_Short task_: Tell how many lines include the string "europeo". Answer with a single number.

_Some records_:
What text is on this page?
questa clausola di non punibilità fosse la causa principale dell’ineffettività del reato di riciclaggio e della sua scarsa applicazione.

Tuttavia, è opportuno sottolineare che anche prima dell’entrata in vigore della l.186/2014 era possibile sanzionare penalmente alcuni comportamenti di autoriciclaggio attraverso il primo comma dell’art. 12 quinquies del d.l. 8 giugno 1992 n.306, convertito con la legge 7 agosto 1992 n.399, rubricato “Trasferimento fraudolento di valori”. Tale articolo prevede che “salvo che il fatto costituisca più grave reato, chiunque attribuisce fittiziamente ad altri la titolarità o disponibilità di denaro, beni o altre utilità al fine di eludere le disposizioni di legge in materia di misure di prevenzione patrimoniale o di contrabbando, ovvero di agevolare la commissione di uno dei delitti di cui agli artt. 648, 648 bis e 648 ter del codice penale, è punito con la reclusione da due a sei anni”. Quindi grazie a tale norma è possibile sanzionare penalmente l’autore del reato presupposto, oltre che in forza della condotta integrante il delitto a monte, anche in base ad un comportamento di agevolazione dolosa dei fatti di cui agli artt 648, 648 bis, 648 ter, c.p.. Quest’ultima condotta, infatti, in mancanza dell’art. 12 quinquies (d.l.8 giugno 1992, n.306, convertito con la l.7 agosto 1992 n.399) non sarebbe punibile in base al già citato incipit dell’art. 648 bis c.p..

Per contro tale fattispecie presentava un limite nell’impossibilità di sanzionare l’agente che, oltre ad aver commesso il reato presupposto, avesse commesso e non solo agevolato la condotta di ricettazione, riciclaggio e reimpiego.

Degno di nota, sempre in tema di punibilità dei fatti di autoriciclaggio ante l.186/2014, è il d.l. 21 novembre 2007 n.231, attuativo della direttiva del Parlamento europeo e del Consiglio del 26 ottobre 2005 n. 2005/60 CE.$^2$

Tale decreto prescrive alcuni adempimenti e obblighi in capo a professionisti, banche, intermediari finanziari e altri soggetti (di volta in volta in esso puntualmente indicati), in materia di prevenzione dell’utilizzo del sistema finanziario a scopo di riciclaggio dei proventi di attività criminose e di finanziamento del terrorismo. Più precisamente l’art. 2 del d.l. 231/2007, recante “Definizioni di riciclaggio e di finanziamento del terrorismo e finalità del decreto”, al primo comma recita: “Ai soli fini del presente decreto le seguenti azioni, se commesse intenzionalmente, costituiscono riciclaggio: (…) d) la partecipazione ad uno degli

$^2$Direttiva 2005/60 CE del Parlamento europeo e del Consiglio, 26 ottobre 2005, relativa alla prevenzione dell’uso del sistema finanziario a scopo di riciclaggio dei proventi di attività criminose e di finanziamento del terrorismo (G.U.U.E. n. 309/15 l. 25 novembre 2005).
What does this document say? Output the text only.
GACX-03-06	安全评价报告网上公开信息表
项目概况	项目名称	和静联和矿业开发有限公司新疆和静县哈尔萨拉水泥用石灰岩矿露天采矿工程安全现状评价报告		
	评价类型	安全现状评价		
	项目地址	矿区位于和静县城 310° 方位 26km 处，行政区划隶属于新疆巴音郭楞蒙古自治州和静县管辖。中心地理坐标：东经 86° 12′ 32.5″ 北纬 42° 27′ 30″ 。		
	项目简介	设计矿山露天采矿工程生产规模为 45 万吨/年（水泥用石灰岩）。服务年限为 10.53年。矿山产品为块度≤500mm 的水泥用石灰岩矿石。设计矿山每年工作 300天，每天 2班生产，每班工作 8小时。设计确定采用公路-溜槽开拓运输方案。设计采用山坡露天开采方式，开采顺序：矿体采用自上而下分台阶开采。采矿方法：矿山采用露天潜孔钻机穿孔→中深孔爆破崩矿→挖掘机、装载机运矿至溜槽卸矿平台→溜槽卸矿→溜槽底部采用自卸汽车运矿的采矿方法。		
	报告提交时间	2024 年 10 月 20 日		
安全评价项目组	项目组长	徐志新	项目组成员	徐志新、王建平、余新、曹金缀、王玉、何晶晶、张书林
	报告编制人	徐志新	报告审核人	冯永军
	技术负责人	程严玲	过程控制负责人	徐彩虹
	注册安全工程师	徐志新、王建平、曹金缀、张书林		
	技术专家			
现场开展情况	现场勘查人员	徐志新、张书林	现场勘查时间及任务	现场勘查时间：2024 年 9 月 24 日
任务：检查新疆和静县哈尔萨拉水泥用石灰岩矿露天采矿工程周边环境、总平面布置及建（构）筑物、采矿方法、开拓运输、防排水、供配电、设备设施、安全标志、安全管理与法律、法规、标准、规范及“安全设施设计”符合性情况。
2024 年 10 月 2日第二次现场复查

_Exercise output_: 2